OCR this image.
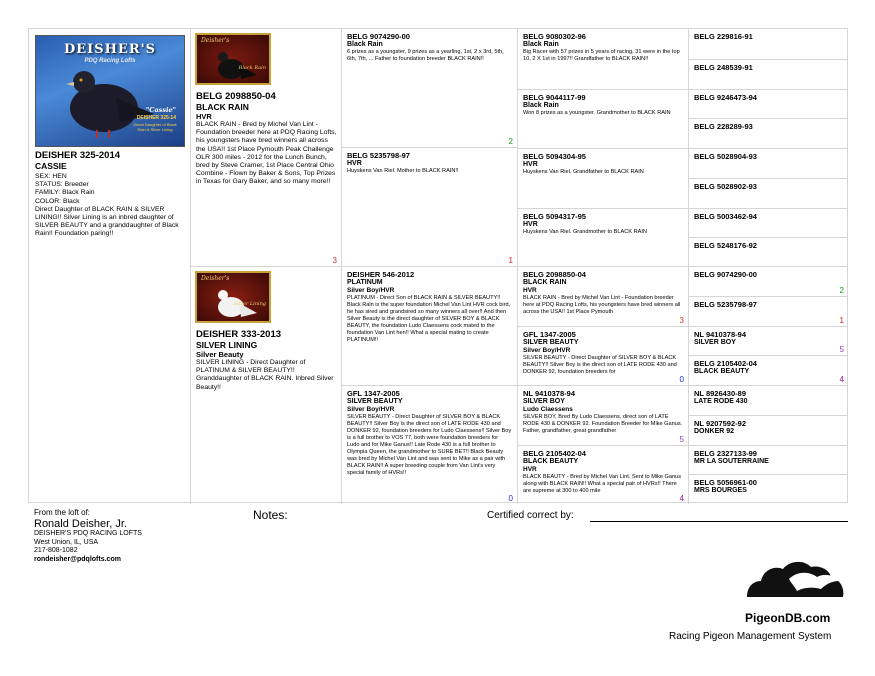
DEISHER'S
PDQ Racing Lofts
"Cassie"
DEISHER 325-14
Direct Daughter of Black Rain & Silver Lining
DEISHER 325-2014
CASSIE
SEX: HEN
STATUS: Breeder
FAMILY: Black Rain
COLOR: Black
Direct Daughter of BLACK RAIN & SILVER LINING!! Silver Lining is an inbred daughter of SILVER BEAUTY and a granddaughter of Black Rain!! Foundation paring!!
Deisher's
Black Rain
BELG 2098850-04
BLACK RAIN
HVR
BLACK RAIN - Bred by Michel Van Lint - Foundation breeder here at PDQ Racing Lofts, his youngsters have bred winners all across the USA!! 1st Place Pymouth Peak Challenge OLR 300 miles - 2012 for the Lunch Bunch, bred by Steve Cramer, 1st Place Central Ohio Combine - Flown by Baker & Sons, Top Prizes in Texas for Gary Baker, and so many more!!
3
Deisher's
Silver Lining
DEISHER 333-2013
SILVER LINING
Silver Beauty
SILVER LINING - Direct Daughter of PLATINUM & SILVER BEAUTY!! Granddaughter of BLACK RAIN. Inbred Silver Beauty!!
BELG 9074290-00
Black Rain
6 prizes as a youngster, 9 prizes as a yearling, 1st, 2 x 3rd, 5th, 6th, 7th, ... Father to foundation breeder BLACK RAIN!!
2
BELG 5235798-97
HVR
Huyskens Van Riel. Mother to BLACK RAIN!!
1
DEISHER 546-2012
PLATINUM
Silver Boy/HVR
PLATINUM - Direct Son of BLACK RAIN & SILVER BEAUTY!! Black Rain is the super foundation Michel Van Lint HVR cock bird, he has sired and grandsired so many winners all over!! And then Silver Beauty is the direct daughter of SILVER BOY & BLACK BEAUTY, the foundation Ludo Claessens cock mated to the foundation Van Lint hen!! What a special mating to create PLATINUM!!
GFL 1347-2005
SILVER BEAUTY
Silver Boy/HVR
SILVER BEAUTY - Direct Daughter of SILVER BOY & BLACK BEAUTY!! Silver Boy is the direct son of LATE RODE 430 and DONKER 92, foundation breeders for Ludo Claessens!! Silver Boy is a full brother to VOS 77, both were foundation breeders for Ludo and for Mike Ganus!! Late Rode 430 is a full brother to Olympia Queen, the grandmother to SURE BET!! Black Beauty was bred by Michel Van Lint and was sent to Mike as a pair with BLACK RAIN!! A super breeding couple from Van Lint's very special family of HVRs!!
0
BELG 9080302-96
Black Rain
Big Racer with 57 prizes in 5 years of racing, 31 were in the top 10, 2 X 1st in 1997!! Grandfather to BLACK RAIN!!
BELG 9044117-99
Black Rain
Won 8 prizes as a youngster. Grandmother to BLACK RAIN
BELG 5094304-95
HVR
Huyskens Van Riel. Grandfather to BLACK RAIN
BELG 5094317-95
HVR
Huyskens Van Riel. Grandmother to BLACK RAIN
BELG 2098850-04
BLACK RAIN
HVR
BLACK RAIN - Bred by Michel Van Lint - Foundation breeder here at PDQ Racing Lofts, his youngsters have bred winners all across the USA!! 1st Place Pymouth
3
GFL 1347-2005
SILVER BEAUTY
Silver Boy/HVR
SILVER BEAUTY - Direct Daughter of SILVER BOY & BLACK BEAUTY!! Silver Boy is the direct son of LATE RODE 430 and DONKER 92, foundation breeders for
0
NL 9410378-94
SILVER BOY
Ludo Claessens
SILVER BOY, Bred By Ludo Claessens, direct son of LATE RODE 430 & DONKER 92. Foundation Breeder for Mike Ganus. Father, grandfather, great grandfather
5
BELG 2105402-04
BLACK BEAUTY
HVR
BLACK BEAUTY - Bred by Michel Van Lint. Sent to Mike Ganus along with BLACK RAIN!! What a special pair of HVRs!! There are supreme at 300 to 400 mile
4
BELG 229816-91
BELG 248539-91
BELG 9246473-94
BELG 228289-93
BELG 5028904-93
BELG 5028902-93
BELG 5003462-94
BELG 5248176-92
BELG 9074290-00
2
BELG 5235798-97
1
NL 9410378-94
SILVER BOY
5
BELG 2105402-04
BLACK BEAUTY
4
NL 8926430-89
LATE RODE 430
NL 9207592-92
DONKER 92
BELG 2327133-99
MR LA SOUTERRAINE
BELG 5056961-00
MRS BOURGES
From the loft of:
Ronald Deisher, Jr.
DEISHER'S PDQ RACING LOFTS
West Union, IL, USA
217-808-1082
rondeisher@pdqlofts.com
Notes:	Certified correct by:
PigeonDB.com
Racing Pigeon Management System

◆ **What you will do**
Return each line of the data, keeping its wording exact and omitting pictures.

◆ **Response below**
OCR this image.
DEISHER'S
PDQ Racing Lofts
"Cassie"
DEISHER 325-14
Direct Daughter of Black Rain & Silver Lining
DEISHER 325-2014
CASSIE
SEX: HEN
STATUS: Breeder
FAMILY: Black Rain
COLOR: Black
Direct Daughter of BLACK RAIN & SILVER LINING!! Silver Lining is an inbred daughter of SILVER BEAUTY and a granddaughter of Black Rain!! Foundation paring!!
Deisher's
Black Rain
BELG 2098850-04
BLACK RAIN
HVR
BLACK RAIN - Bred by Michel Van Lint - Foundation breeder here at PDQ Racing Lofts, his youngsters have bred winners all across the USA!! 1st Place Pymouth Peak Challenge OLR 300 miles - 2012 for the Lunch Bunch, bred by Steve Cramer, 1st Place Central Ohio Combine - Flown by Baker & Sons, Top Prizes in Texas for Gary Baker, and so many more!!
3
Deisher's
Silver Lining
DEISHER 333-2013
SILVER LINING
Silver Beauty
SILVER LINING - Direct Daughter of PLATINUM & SILVER BEAUTY!! Granddaughter of BLACK RAIN. Inbred Silver Beauty!!
BELG 9074290-00
Black Rain
6 prizes as a youngster, 9 prizes as a yearling, 1st, 2 x 3rd, 5th, 6th, 7th, ... Father to foundation breeder BLACK RAIN!!
2
BELG 5235798-97
HVR
Huyskens Van Riel. Mother to BLACK RAIN!!
1
DEISHER 546-2012
PLATINUM
Silver Boy/HVR
PLATINUM - Direct Son of BLACK RAIN & SILVER BEAUTY!! Black Rain is the super foundation Michel Van Lint HVR cock bird, he has sired and grandsired so many winners all over!! And then Silver Beauty is the direct daughter of SILVER BOY & BLACK BEAUTY, the foundation Ludo Claessens cock mated to the foundation Van Lint hen!! What a special mating to create PLATINUM!!
GFL 1347-2005
SILVER BEAUTY
Silver Boy/HVR
SILVER BEAUTY - Direct Daughter of SILVER BOY & BLACK BEAUTY!! Silver Boy is the direct son of LATE RODE 430 and DONKER 92, foundation breeders for Ludo Claessens!! Silver Boy is a full brother to VOS 77, both were foundation breeders for Ludo and for Mike Ganus!! Late Rode 430 is a full brother to Olympia Queen, the grandmother to SURE BET!! Black Beauty was bred by Michel Van Lint and was sent to Mike as a pair with BLACK RAIN!! A super breeding couple from Van Lint's very special family of HVRs!!
0
BELG 9080302-96
Black Rain
Big Racer with 57 prizes in 5 years of racing, 31 were in the top 10, 2 X 1st in 1997!! Grandfather to BLACK RAIN!!
BELG 9044117-99
Black Rain
Won 8 prizes as a youngster. Grandmother to BLACK RAIN
BELG 5094304-95
HVR
Huyskens Van Riel. Grandfather to BLACK RAIN
BELG 5094317-95
HVR
Huyskens Van Riel. Grandmother to BLACK RAIN
BELG 2098850-04
BLACK RAIN
HVR
BLACK RAIN - Bred by Michel Van Lint - Foundation breeder here at PDQ Racing Lofts, his youngsters have bred winners all across the USA!! 1st Place Pymouth
3
GFL 1347-2005
SILVER BEAUTY
Silver Boy/HVR
SILVER BEAUTY - Direct Daughter of SILVER BOY & BLACK BEAUTY!! Silver Boy is the direct son of LATE RODE 430 and DONKER 92, foundation breeders for
0
NL 9410378-94
SILVER BOY
Ludo Claessens
SILVER BOY, Bred By Ludo Claessens, direct son of LATE RODE 430 & DONKER 92. Foundation Breeder for Mike Ganus. Father, grandfather, great grandfather
5
BELG 2105402-04
BLACK BEAUTY
HVR
BLACK BEAUTY - Bred by Michel Van Lint. Sent to Mike Ganus along with BLACK RAIN!! What a special pair of HVRs!! There are supreme at 300 to 400 mile
4
BELG 229816-91
BELG 248539-91
BELG 9246473-94
BELG 228289-93
BELG 5028904-93
BELG 5028902-93
BELG 5003462-94
BELG 5248176-92
BELG 9074290-00
2
BELG 5235798-97
1
NL 9410378-94
SILVER BOY
5
BELG 2105402-04
BLACK BEAUTY
4
NL 8926430-89
LATE RODE 430
NL 9207592-92
DONKER 92
BELG 2327133-99
MR LA SOUTERRAINE
BELG 5056961-00
MRS BOURGES
From the loft of:
Ronald Deisher, Jr.
DEISHER'S PDQ RACING LOFTS
West Union, IL, USA
217-808-1082
rondeisher@pdqlofts.com
Notes:	Certified correct by:
PigeonDB.com
Racing Pigeon Management System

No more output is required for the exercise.